**Task directions**
From the line containing "Parse this screenshot: output" down to the last line of the records below, copy every line exactly. Leave out everything before it.

=== Data shown ===

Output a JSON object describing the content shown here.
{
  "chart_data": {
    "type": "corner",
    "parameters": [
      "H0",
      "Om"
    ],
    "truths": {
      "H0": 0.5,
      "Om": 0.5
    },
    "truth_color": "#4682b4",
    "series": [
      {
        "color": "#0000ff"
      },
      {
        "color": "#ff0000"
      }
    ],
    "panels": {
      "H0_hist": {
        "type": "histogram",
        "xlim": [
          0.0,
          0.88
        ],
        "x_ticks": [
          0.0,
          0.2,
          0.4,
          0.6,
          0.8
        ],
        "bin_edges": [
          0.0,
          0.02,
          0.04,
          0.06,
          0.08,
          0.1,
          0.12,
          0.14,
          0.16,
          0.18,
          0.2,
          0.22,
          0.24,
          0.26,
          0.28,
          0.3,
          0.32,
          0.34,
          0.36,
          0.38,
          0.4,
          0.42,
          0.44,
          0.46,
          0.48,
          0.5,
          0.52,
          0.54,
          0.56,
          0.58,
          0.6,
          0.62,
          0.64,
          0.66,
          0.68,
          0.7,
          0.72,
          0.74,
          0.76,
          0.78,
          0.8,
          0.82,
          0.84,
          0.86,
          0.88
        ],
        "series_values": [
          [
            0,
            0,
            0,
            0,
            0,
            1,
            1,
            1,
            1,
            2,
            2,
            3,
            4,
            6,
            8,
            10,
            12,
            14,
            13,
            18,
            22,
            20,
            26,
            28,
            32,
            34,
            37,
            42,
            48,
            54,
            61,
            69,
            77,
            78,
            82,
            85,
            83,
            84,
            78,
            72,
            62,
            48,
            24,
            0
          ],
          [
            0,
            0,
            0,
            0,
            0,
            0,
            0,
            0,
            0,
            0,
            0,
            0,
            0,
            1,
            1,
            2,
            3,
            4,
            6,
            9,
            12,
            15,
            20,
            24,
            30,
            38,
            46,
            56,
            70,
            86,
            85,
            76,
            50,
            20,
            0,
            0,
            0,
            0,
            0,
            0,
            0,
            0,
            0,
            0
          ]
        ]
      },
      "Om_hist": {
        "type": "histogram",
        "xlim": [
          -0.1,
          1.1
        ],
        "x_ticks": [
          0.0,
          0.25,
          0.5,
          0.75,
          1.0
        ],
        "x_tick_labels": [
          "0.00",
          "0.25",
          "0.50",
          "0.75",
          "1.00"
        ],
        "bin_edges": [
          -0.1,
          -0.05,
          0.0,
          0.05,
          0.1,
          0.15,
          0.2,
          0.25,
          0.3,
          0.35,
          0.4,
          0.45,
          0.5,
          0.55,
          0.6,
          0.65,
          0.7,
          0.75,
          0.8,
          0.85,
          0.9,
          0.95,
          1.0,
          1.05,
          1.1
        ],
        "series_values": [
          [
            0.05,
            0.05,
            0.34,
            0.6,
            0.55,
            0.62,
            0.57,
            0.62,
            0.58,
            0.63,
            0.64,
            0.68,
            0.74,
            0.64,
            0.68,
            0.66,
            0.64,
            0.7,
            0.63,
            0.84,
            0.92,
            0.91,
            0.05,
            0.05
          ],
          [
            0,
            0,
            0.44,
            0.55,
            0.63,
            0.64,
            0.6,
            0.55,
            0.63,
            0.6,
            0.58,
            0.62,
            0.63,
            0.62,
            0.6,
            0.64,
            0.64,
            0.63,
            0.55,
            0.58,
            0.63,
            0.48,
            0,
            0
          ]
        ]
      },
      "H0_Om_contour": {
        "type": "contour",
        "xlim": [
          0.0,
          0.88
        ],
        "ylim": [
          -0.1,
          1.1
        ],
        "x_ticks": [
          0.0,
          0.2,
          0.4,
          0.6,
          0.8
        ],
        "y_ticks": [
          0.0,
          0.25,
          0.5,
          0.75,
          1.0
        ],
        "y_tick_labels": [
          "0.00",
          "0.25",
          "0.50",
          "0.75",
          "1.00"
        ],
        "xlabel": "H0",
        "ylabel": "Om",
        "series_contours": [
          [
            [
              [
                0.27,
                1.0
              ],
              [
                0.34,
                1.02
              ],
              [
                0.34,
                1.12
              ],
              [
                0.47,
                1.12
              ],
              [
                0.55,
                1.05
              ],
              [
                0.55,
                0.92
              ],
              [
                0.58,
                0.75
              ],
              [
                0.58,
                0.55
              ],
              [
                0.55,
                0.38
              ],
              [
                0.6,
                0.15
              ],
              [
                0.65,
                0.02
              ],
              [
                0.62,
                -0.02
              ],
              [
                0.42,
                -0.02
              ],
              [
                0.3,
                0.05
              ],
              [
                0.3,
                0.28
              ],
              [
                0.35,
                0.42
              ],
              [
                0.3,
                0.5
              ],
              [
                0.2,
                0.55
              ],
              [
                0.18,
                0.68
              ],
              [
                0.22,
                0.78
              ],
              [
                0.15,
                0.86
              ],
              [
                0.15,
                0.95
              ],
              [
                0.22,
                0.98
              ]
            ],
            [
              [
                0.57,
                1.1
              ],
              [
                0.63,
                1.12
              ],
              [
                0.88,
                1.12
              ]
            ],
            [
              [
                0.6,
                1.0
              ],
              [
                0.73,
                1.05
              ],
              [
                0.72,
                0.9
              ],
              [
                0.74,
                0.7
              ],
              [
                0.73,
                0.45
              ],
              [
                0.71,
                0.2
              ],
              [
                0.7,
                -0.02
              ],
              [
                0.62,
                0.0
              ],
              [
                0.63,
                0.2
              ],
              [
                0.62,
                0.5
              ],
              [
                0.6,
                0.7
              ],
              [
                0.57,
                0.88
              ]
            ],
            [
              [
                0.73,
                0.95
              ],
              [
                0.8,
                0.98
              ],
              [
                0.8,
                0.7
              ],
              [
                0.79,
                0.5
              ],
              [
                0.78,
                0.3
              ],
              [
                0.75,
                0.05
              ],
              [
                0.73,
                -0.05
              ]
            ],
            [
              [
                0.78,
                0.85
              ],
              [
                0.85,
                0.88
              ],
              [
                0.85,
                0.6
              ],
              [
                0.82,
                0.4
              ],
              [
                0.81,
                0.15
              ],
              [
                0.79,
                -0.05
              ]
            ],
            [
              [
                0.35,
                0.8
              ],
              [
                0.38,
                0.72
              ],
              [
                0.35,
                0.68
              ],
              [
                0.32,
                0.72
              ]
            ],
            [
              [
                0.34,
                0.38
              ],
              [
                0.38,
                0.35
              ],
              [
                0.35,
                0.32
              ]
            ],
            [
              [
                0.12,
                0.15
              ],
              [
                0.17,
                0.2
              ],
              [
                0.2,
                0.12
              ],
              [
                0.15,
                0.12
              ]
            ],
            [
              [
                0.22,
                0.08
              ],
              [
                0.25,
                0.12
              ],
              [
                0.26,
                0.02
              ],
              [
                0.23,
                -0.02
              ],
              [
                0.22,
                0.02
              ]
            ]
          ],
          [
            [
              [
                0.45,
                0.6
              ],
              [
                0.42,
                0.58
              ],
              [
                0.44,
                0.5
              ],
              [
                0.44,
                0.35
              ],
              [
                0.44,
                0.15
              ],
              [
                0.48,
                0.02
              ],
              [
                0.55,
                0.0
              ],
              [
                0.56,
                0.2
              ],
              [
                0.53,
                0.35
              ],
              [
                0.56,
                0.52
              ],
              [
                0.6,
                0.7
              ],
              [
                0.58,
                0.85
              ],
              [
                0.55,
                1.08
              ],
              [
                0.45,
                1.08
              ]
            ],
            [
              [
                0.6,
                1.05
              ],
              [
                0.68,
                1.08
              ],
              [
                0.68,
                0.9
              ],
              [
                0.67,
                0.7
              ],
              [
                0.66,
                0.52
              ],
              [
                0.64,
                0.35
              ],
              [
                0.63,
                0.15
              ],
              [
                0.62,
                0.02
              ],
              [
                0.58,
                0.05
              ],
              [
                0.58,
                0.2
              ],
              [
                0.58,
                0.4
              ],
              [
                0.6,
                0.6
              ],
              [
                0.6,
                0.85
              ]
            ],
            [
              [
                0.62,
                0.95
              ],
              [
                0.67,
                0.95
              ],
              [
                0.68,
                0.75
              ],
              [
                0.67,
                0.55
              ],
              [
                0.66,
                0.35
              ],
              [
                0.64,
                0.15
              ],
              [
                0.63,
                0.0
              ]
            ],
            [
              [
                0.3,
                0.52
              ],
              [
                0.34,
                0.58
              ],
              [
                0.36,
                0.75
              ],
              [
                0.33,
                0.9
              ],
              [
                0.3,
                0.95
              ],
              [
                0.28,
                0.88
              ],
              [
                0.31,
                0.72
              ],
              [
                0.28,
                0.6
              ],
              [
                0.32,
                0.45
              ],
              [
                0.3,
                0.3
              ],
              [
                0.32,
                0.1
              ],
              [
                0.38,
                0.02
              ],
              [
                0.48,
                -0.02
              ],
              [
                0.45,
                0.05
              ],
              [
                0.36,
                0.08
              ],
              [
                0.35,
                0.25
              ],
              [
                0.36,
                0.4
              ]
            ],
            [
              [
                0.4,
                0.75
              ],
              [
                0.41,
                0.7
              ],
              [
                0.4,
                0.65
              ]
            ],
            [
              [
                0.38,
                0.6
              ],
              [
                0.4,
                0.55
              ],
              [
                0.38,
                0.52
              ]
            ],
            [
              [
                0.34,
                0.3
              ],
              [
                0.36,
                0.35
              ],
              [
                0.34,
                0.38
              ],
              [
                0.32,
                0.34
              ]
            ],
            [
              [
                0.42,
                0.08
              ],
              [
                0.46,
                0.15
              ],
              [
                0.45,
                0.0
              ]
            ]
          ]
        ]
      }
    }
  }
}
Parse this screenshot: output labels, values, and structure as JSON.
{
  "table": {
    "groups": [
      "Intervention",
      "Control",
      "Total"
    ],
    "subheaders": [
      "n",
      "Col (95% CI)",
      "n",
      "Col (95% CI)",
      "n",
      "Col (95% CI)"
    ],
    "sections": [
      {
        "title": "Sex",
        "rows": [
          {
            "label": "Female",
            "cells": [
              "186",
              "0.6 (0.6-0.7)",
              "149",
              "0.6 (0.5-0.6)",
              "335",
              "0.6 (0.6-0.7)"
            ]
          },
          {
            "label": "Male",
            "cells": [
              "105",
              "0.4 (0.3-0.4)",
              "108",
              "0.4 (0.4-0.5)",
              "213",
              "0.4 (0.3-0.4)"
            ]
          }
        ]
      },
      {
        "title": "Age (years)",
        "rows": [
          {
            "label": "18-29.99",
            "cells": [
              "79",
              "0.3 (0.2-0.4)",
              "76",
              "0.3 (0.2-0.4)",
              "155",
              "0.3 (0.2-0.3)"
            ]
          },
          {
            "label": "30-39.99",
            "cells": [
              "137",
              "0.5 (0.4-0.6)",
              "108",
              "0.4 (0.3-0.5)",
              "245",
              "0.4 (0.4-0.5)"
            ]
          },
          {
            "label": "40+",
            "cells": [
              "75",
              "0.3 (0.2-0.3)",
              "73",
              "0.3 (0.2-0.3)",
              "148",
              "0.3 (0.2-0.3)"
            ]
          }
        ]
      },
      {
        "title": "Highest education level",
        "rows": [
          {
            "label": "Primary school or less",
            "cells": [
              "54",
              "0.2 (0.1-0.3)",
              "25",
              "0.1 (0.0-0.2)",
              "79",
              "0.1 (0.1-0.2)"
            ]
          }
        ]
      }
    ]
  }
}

===

**Exercise result**
Parse this screenshot: output labels, values, and structure as JSON.
{
  "table": {
    "groups": [
      "Intervention",
      "Control",
      "Total"
    ],
    "subheaders": [
      "n",
      "Col (95% CI)",
      "n",
      "Col (95% CI)",
      "n",
      "Col (95% CI)"
    ],
    "sections": [
      {
        "title": "Sex",
        "rows": [
          {
            "label": "Female",
            "cells": [
              "186",
              "0.6 (0.6-0.7)",
              "149",
              "0.6 (0.5-0.6)",
              "335",
              "0.6 (0.6-0.7)"
            ]
          },
          {
            "label": "Male",
            "cells": [
              "105",
              "0.4 (0.3-0.4)",
              "108",
              "0.4 (0.4-0.5)",
              "213",
              "0.4 (0.3-0.4)"
            ]
          }
        ]
      },
      {
        "title": "Age (years)",
        "rows": [
          {
            "label": "18-29.99",
            "cells": [
              "79",
              "0.3 (0.2-0.4)",
              "76",
              "0.3 (0.2-0.4)",
              "155",
              "0.3 (0.2-0.3)"
            ]
          },
          {
            "label": "30-39.99",
            "cells": [
              "137",
              "0.5 (0.4-0.6)",
              "108",
              "0.4 (0.3-0.5)",
              "245",
              "0.4 (0.4-0.5)"
            ]
          },
          {
            "label": "40+",
            "cells": [
              "75",
              "0.3 (0.2-0.3)",
              "73",
              "0.3 (0.2-0.3)",
              "148",
              "0.3 (0.2-0.3)"
            ]
          }
        ]
      },
      {
        "title": "Highest education level",
        "rows": [
          {
            "label": "Primary school or less",
            "cells": [
              "54",
              "0.2 (0.1-0.3)",
              "25",
              "0.1 (0.0-0.2)",
              "79",
              "0.1 (0.1-0.2)"
            ]
          }
        ]
      }
    ]
  }
}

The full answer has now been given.